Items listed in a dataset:
--------------------------------

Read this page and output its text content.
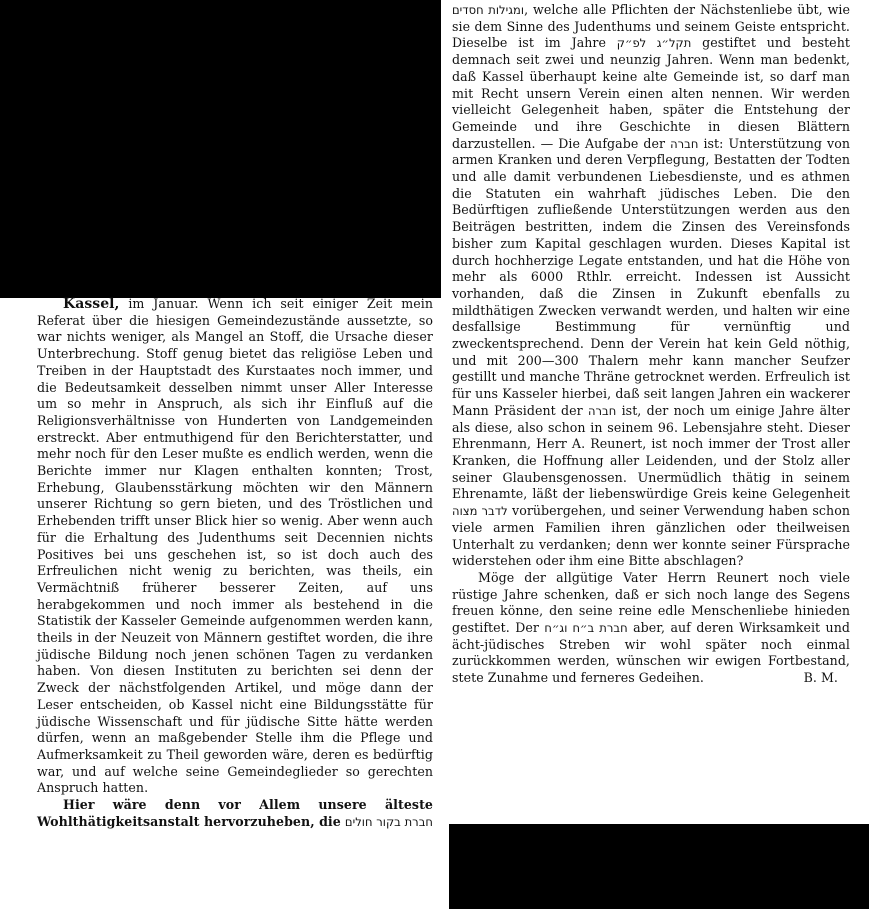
Kassel, im Januar. Wenn ich seit einiger Zeit mein Referat über die hiesigen Gemeindezustände aussetzte, so war nichts weniger, als Mangel an Stoff, die Ursache dieser Unterbrechung. Stoff genug bietet das religiöse Leben und Treiben in der Hauptstadt des Kurstaates noch immer, und die Bedeutsamkeit desselben nimmt unser Aller Interesse um so mehr in Anspruch, als sich ihr Einfluß auf die Religionsverhältnisse von Hunderten von Landgemeinden erstreckt. Aber entmuthigend für den Berichterstatter, und mehr noch für den Leser mußte es endlich werden, wenn die Berichte immer nur Klagen enthalten konnten; Trost, Erhebung, Glaubensstärkung möchten wir den Männern unserer Richtung so gern bieten, und des Tröstlichen und Erhebenden trifft unser Blick hier so wenig. Aber wenn auch für die Erhaltung des Judenthums seit Decennien nichts Positives bei uns geschehen ist, so ist doch auch des Erfreulichen nicht wenig zu berichten, was theils, ein Vermächtniß früherer besserer Zeiten, auf uns herabgekommen und noch immer als bestehend in die Statistik der Kasseler Gemeinde aufgenommen werden kann, theils in der Neuzeit von Männern gestiftet worden, die ihre jüdische Bildung noch jenen schönen Tagen zu verdanken haben. Von diesen Instituten zu berichten sei denn der Zweck der nächstfolgenden Artikel, und möge dann der Leser entscheiden, ob Kassel nicht eine Bildungsstätte für jüdische Wissenschaft und für jüdische Sitte hätte werden dürfen, wenn an maßgebender Stelle ihm die Pflege und Aufmerksamkeit zu Theil geworden wäre, deren es bedürftig war, und auf welche seine Gemeindeglieder so gerechten Anspruch hatten.

Hier wäre denn vor Allem unsere älteste Wohlthätigkeitsanstalt hervorzuheben, die חברת בקור חולים

ומגילות חסדים, welche alle Pflichten der Nächstenliebe übt, wie sie dem Sinne des Judenthums und seinem Geiste entspricht. Dieselbe ist im Jahre תקל״ג לפ״ק gestiftet und besteht demnach seit zwei und neunzig Jahren. Wenn man bedenkt, daß Kassel überhaupt keine alte Gemeinde ist, so darf man mit Recht unsern Verein einen alten nennen. Wir werden vielleicht Gelegenheit haben, später die Entstehung der Gemeinde und ihre Geschichte in diesen Blättern darzustellen. — Die Aufgabe der חברה ist: Unterstützung von armen Kranken und deren Verpflegung, Bestatten der Todten und alle damit verbundenen Liebesdienste, und es athmen die Statuten ein wahrhaft jüdisches Leben. Die den Bedürftigen zufließende Unterstützungen werden aus den Beiträgen bestritten, indem die Zinsen des Vereinsfonds bisher zum Kapital geschlagen wurden. Dieses Kapital ist durch hochherzige Legate entstanden, und hat die Höhe von mehr als 6000 Rthlr. erreicht. Indessen ist Aussicht vorhanden, daß die Zinsen in Zukunft ebenfalls zu mildthätigen Zwecken verwandt werden, und halten wir eine desfallsige Bestimmung für vernünftig und zweckentsprechend. Denn der Verein hat kein Geld nöthig, und mit 200—300 Thalern mehr kann mancher Seufzer gestillt und manche Thräne getrocknet werden. Erfreulich ist für uns Kasseler hierbei, daß seit langen Jahren ein wackerer Mann Präsident der חברה ist, der noch um einige Jahre älter als diese, also schon in seinem 96. Lebensjahre steht. Dieser Ehrenmann, Herr A. Reunert, ist noch immer der Trost aller Kranken, die Hoffnung aller Leidenden, und der Stolz aller seiner Glaubensgenossen. Unermüdlich thätig in seinem Ehrenamte, läßt der liebenswürdige Greis keine Gelegenheit לדבר מצוה vorübergehen, und seiner Verwendung haben schon viele armen Familien ihren gänzlichen oder theilweisen Unterhalt zu verdanken; denn wer konnte seiner Fürsprache widerstehen oder ihm eine Bitte abschlagen?

Möge der allgütige Vater Herrn Reunert noch viele rüstige Jahre schenken, daß er sich noch lange des Segens freuen könne, den seine reine edle Menschenliebe hinieden gestiftet. Der חברת ב״ח וג״ח aber, auf deren Wirksamkeit und ächt-jüdisches Streben wir wohl später noch einmal zurückkommen werden, wünschen wir ewigen Fortbestand, stete Zunahme und ferneres Gedeihen.	B. M.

--------------------------------

TASK: Print each entry above exactly. The pictures should not be printed.

SOLUTION:
Read this page and output its text content.
Kassel, im Januar. Wenn ich seit einiger Zeit mein Referat über die hiesigen Gemeindezustände aussetzte, so war nichts weniger, als Mangel an Stoff, die Ursache dieser Unterbrechung. Stoff genug bietet das religiöse Leben und Treiben in der Hauptstadt des Kurstaates noch immer, und die Bedeutsamkeit desselben nimmt unser Aller Interesse um so mehr in Anspruch, als sich ihr Einfluß auf die Religionsverhältnisse von Hunderten von Landgemeinden erstreckt. Aber entmuthigend für den Berichterstatter, und mehr noch für den Leser mußte es endlich werden, wenn die Berichte immer nur Klagen enthalten konnten; Trost, Erhebung, Glaubensstärkung möchten wir den Männern unserer Richtung so gern bieten, und des Tröstlichen und Erhebenden trifft unser Blick hier so wenig. Aber wenn auch für die Erhaltung des Judenthums seit Decennien nichts Positives bei uns geschehen ist, so ist doch auch des Erfreulichen nicht wenig zu berichten, was theils, ein Vermächtniß früherer besserer Zeiten, auf uns herabgekommen und noch immer als bestehend in die Statistik der Kasseler Gemeinde aufgenommen werden kann, theils in der Neuzeit von Männern gestiftet worden, die ihre jüdische Bildung noch jenen schönen Tagen zu verdanken haben. Von diesen Instituten zu berichten sei denn der Zweck der nächstfolgenden Artikel, und möge dann der Leser entscheiden, ob Kassel nicht eine Bildungsstätte für jüdische Wissenschaft und für jüdische Sitte hätte werden dürfen, wenn an maßgebender Stelle ihm die Pflege und Aufmerksamkeit zu Theil geworden wäre, deren es bedürftig war, und auf welche seine Gemeindeglieder so gerechten Anspruch hatten.

Hier wäre denn vor Allem unsere älteste Wohlthätigkeitsanstalt hervorzuheben, die חברת בקור חולים

ומגילות חסדים, welche alle Pflichten der Nächstenliebe übt, wie sie dem Sinne des Judenthums und seinem Geiste entspricht. Dieselbe ist im Jahre תקל״ג לפ״ק gestiftet und besteht demnach seit zwei und neunzig Jahren. Wenn man bedenkt, daß Kassel überhaupt keine alte Gemeinde ist, so darf man mit Recht unsern Verein einen alten nennen. Wir werden vielleicht Gelegenheit haben, später die Entstehung der Gemeinde und ihre Geschichte in diesen Blättern darzustellen. — Die Aufgabe der חברה ist: Unterstützung von armen Kranken und deren Verpflegung, Bestatten der Todten und alle damit verbundenen Liebesdienste, und es athmen die Statuten ein wahrhaft jüdisches Leben. Die den Bedürftigen zufließende Unterstützungen werden aus den Beiträgen bestritten, indem die Zinsen des Vereinsfonds bisher zum Kapital geschlagen wurden. Dieses Kapital ist durch hochherzige Legate entstanden, und hat die Höhe von mehr als 6000 Rthlr. erreicht. Indessen ist Aussicht vorhanden, daß die Zinsen in Zukunft ebenfalls zu mildthätigen Zwecken verwandt werden, und halten wir eine desfallsige Bestimmung für vernünftig und zweckentsprechend. Denn der Verein hat kein Geld nöthig, und mit 200—300 Thalern mehr kann mancher Seufzer gestillt und manche Thräne getrocknet werden. Erfreulich ist für uns Kasseler hierbei, daß seit langen Jahren ein wackerer Mann Präsident der חברה ist, der noch um einige Jahre älter als diese, also schon in seinem 96. Lebensjahre steht. Dieser Ehrenmann, Herr A. Reunert, ist noch immer der Trost aller Kranken, die Hoffnung aller Leidenden, und der Stolz aller seiner Glaubensgenossen. Unermüdlich thätig in seinem Ehrenamte, läßt der liebenswürdige Greis keine Gelegenheit לדבר מצוה vorübergehen, und seiner Verwendung haben schon viele armen Familien ihren gänzlichen oder theilweisen Unterhalt zu verdanken; denn wer konnte seiner Fürsprache widerstehen oder ihm eine Bitte abschlagen?

Möge der allgütige Vater Herrn Reunert noch viele rüstige Jahre schenken, daß er sich noch lange des Segens freuen könne, den seine reine edle Menschenliebe hinieden gestiftet. Der חברת ב״ח וג״ח aber, auf deren Wirksamkeit und ächt-jüdisches Streben wir wohl später noch einmal zurückkommen werden, wünschen wir ewigen Fortbestand, stete Zunahme und ferneres Gedeihen.	B. M.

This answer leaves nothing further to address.